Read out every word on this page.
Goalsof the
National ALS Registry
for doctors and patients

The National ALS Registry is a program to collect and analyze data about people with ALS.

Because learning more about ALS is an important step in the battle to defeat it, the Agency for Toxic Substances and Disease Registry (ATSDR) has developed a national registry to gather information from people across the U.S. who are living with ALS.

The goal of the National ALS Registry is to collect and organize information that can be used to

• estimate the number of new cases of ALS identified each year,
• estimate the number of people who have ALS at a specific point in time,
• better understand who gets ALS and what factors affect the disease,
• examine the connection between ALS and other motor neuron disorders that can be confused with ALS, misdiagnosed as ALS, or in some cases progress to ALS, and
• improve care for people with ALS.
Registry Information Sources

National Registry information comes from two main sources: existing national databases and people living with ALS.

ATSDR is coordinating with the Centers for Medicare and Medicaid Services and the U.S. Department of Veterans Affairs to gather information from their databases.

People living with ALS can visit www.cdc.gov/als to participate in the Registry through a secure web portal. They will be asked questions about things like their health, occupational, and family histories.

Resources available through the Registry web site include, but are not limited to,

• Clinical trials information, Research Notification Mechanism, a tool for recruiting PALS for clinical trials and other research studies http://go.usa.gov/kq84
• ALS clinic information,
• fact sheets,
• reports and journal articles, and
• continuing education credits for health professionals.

..........

Using the material above, work out how many lines contain the string "estimate". Give the number only.

2